■ TASK REQUIREMENTS
In full and without alteration, repeat the material.

■ EXERCISE INPUTS
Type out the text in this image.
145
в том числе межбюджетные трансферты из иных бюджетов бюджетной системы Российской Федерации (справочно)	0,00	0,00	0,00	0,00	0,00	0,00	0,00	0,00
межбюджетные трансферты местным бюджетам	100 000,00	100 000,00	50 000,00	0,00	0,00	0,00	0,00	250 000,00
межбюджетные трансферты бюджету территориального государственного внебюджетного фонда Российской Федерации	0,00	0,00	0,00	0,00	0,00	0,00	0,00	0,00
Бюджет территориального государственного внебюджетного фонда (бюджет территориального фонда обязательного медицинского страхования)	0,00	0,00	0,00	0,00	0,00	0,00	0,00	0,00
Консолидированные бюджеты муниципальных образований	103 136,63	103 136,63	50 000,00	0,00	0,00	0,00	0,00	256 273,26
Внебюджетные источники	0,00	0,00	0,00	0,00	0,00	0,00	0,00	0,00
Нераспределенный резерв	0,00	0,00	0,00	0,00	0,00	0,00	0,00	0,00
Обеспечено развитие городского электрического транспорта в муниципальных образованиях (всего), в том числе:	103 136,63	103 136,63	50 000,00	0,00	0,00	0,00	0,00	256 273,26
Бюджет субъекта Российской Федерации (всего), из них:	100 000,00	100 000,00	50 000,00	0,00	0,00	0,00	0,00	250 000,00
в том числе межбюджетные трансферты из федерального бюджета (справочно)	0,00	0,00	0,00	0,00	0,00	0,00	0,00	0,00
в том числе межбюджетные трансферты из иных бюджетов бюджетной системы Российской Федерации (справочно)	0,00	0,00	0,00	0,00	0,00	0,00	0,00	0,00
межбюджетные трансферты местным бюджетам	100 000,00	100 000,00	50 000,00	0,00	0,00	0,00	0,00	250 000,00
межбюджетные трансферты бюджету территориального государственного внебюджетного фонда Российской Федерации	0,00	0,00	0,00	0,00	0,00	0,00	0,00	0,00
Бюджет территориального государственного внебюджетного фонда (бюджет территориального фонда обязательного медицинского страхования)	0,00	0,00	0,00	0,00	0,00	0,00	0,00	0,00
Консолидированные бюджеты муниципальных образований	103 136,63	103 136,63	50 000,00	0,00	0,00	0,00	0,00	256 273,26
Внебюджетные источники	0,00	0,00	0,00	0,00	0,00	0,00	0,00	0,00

■ THE OUTPUT
Type out the text in this image.
145
в том числе межбюджетные трансферты из иных бюджетов бюджетной системы Российской Федерации (справочно)	0,00	0,00	0,00	0,00	0,00	0,00	0,00	0,00
межбюджетные трансферты местным бюджетам	100 000,00	100 000,00	50 000,00	0,00	0,00	0,00	0,00	250 000,00
межбюджетные трансферты бюджету территориального государственного внебюджетного фонда Российской Федерации	0,00	0,00	0,00	0,00	0,00	0,00	0,00	0,00
Бюджет территориального государственного внебюджетного фонда (бюджет территориального фонда обязательного медицинского страхования)	0,00	0,00	0,00	0,00	0,00	0,00	0,00	0,00
Консолидированные бюджеты муниципальных образований	103 136,63	103 136,63	50 000,00	0,00	0,00	0,00	0,00	256 273,26
Внебюджетные источники	0,00	0,00	0,00	0,00	0,00	0,00	0,00	0,00
Нераспределенный резерв	0,00	0,00	0,00	0,00	0,00	0,00	0,00	0,00
Обеспечено развитие городского электрического транспорта в муниципальных образованиях (всего), в том числе:	103 136,63	103 136,63	50 000,00	0,00	0,00	0,00	0,00	256 273,26
Бюджет субъекта Российской Федерации (всего), из них:	100 000,00	100 000,00	50 000,00	0,00	0,00	0,00	0,00	250 000,00
в том числе межбюджетные трансферты из федерального бюджета (справочно)	0,00	0,00	0,00	0,00	0,00	0,00	0,00	0,00
в том числе межбюджетные трансферты из иных бюджетов бюджетной системы Российской Федерации (справочно)	0,00	0,00	0,00	0,00	0,00	0,00	0,00	0,00
межбюджетные трансферты местным бюджетам	100 000,00	100 000,00	50 000,00	0,00	0,00	0,00	0,00	250 000,00
межбюджетные трансферты бюджету территориального государственного внебюджетного фонда Российской Федерации	0,00	0,00	0,00	0,00	0,00	0,00	0,00	0,00
Бюджет территориального государственного внебюджетного фонда (бюджет территориального фонда обязательного медицинского страхования)	0,00	0,00	0,00	0,00	0,00	0,00	0,00	0,00
Консолидированные бюджеты муниципальных образований	103 136,63	103 136,63	50 000,00	0,00	0,00	0,00	0,00	256 273,26
Внебюджетные источники	0,00	0,00	0,00	0,00	0,00	0,00	0,00	0,00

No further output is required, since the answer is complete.